---- Materials provided

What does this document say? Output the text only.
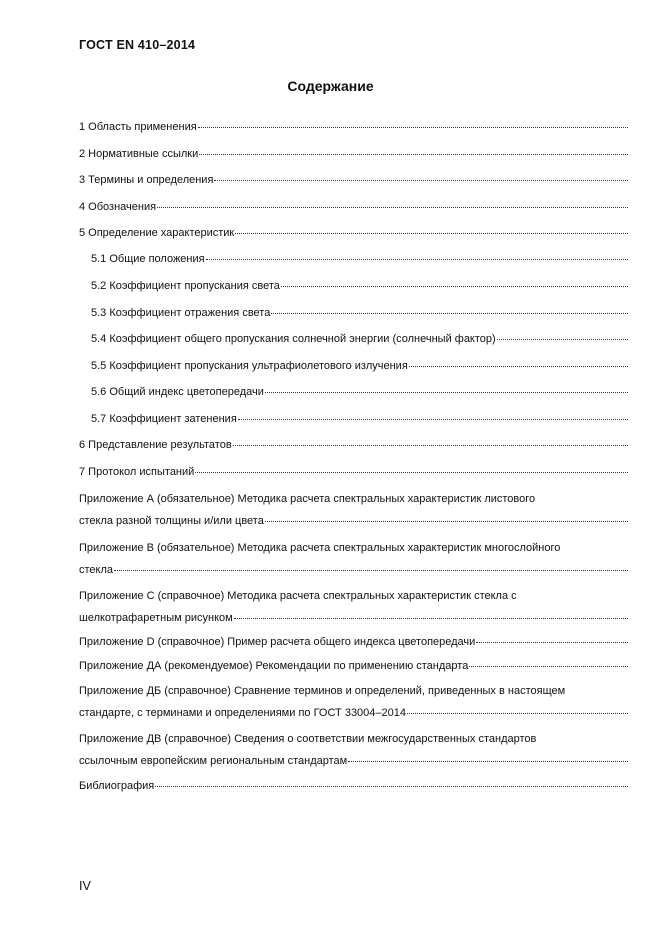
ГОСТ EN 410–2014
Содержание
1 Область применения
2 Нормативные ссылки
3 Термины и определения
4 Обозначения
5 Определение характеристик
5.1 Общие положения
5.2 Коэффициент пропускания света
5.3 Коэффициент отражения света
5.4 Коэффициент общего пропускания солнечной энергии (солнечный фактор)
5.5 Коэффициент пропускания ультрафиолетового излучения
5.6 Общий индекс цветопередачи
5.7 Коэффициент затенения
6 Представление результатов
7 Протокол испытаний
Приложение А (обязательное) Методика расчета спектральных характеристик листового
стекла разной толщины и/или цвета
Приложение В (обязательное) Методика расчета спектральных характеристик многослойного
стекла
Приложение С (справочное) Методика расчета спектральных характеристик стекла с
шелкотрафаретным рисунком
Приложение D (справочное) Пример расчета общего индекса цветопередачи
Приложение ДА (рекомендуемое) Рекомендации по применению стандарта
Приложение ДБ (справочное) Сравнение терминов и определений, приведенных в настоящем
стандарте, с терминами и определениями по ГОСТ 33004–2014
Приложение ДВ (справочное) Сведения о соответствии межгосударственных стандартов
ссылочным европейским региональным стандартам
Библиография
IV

--------
---- Materials provided

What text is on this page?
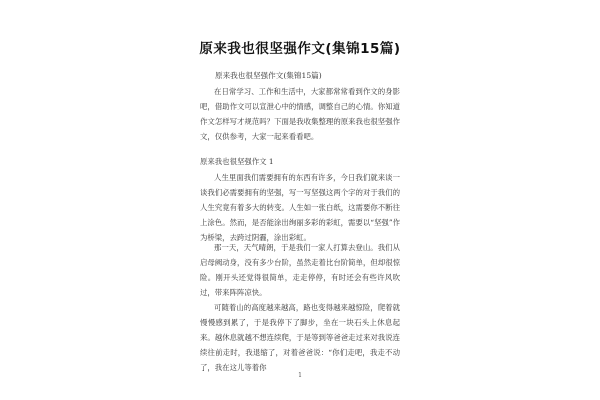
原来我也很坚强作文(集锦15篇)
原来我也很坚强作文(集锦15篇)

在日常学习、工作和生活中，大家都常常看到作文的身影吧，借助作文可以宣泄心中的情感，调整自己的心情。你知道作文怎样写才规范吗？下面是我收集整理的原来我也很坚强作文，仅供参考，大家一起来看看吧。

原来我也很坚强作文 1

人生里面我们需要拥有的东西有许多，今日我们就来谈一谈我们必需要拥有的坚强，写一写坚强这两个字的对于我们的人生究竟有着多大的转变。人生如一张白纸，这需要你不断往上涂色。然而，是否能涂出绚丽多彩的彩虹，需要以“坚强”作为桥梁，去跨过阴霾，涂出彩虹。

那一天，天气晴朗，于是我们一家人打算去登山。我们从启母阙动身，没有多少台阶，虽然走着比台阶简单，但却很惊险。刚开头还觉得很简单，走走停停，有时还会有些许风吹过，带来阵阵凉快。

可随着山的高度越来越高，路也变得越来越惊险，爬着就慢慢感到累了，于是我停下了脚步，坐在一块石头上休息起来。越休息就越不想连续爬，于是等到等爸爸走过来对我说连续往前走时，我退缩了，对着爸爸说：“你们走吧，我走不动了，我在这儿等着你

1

--------

= Written problem =
Copy out all lines above that include the string "обязательное".

= Written solution =
Приложение А (обязательное) Методика расчета спектральных характеристик листового
Приложение В (обязательное) Методика расчета спектральных характеристик многослойного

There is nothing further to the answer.